Years ago I learned that the reason there are legal doublets (“breaking and entering,” “give and grant,” “keep and maintain,” etc.) is as a result of William the Conqueror (or as we called him in my childhood home, “Bill the Bastard”) invading England in 1066. His government wanted the law to apply both Natives and Normans alike – and so the legal doublet was born, one word in French and one in Old English, just to make sure everyone was covered. Though once the habit was formed, plenty such phrases can be found in just French (“Aid and abet”) or English (“Have and hold”), which means that even if we do not need to in order to cover our legal bases, people still like throwing in an extra word, perhaps because it makes us appear super-duper smart.

While certainly some legal doublets derived this way, we know that 1066 was not the starting line for linguistic doublets. The use of doublets is clearly much older, because similar word phrases were very common in both Homer and Virgil; meter, rhyme and fullness of meaning all contribute to the roundness of a phrase.
• • • • •
** THE TASKS **
1. Answer these from the passage on legal doublets, one line each:
(a) In what year did William the Conqueror invade England?
(b) Which two languages supplied the paired words in the original legal doublets?
(c) In which two poets' works were similar word phrases very common?
2. List every doublet phrase quoted in the passage on legal doublets.
3. From the passage on legal doublets, extract the stretch from "While certainly some" through "of a phrase.".
• • • • •
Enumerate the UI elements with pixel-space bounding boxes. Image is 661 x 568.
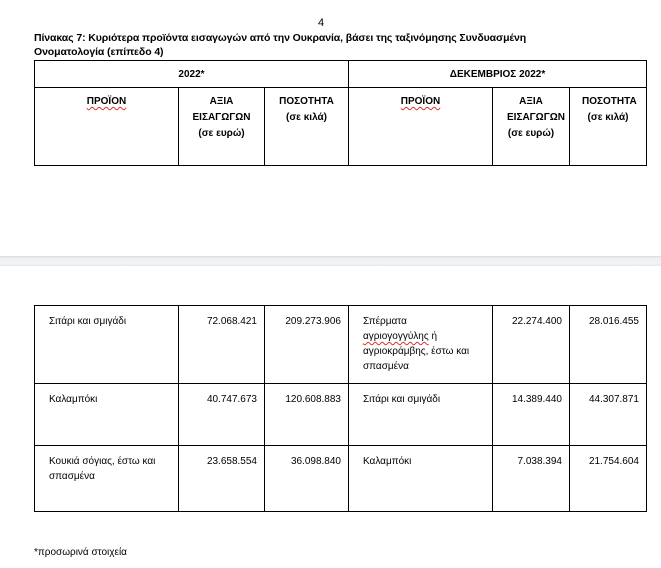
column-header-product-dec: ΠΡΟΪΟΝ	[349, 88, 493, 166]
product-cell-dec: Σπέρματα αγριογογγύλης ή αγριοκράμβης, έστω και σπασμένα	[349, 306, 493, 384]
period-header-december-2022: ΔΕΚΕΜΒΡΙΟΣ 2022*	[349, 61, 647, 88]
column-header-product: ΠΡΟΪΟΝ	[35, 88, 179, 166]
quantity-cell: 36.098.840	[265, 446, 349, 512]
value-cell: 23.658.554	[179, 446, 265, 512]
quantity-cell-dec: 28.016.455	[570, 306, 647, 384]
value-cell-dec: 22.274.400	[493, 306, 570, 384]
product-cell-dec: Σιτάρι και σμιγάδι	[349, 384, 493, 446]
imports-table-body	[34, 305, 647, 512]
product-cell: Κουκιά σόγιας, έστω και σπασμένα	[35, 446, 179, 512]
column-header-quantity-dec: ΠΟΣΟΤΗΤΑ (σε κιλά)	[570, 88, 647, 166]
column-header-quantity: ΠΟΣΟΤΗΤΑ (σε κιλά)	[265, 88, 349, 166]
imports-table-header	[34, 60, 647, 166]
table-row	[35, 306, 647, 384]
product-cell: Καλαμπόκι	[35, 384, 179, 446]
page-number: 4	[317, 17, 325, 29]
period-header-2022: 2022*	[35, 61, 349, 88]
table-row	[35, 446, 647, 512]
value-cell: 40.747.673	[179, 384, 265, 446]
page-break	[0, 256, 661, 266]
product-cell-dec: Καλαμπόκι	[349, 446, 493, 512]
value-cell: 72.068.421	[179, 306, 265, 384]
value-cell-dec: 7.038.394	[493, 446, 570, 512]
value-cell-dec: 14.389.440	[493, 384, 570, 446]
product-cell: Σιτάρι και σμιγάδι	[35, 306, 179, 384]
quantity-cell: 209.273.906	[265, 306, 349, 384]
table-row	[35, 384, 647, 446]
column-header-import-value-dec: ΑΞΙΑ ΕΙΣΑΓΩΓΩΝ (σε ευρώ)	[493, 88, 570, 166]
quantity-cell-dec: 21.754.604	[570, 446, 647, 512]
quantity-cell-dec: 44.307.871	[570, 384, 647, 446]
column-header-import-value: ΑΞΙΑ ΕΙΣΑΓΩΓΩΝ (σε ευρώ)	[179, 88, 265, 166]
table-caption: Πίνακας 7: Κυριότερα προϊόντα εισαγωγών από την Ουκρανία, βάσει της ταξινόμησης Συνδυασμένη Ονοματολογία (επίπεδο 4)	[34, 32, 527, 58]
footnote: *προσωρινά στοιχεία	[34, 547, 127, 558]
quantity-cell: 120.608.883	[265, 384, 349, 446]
• • • • •
** TASK-BY-TASK SOLUTIONS **
1.
(a) 1066
(b) French and Old English
(c) Homer and Virgil

2.
- breaking and entering
- give and grant
- keep and maintain
- Aid and abet
- Have and hold

3.
While certainly some legal doublets derived this way, we know that 1066 was not the starting line for linguistic doublets. The use of doublets is clearly much older, because similar word phrases were very common in both Homer and Virgil; meter, rhyme and fullness of meaning all contribute to the roundness of a phrase.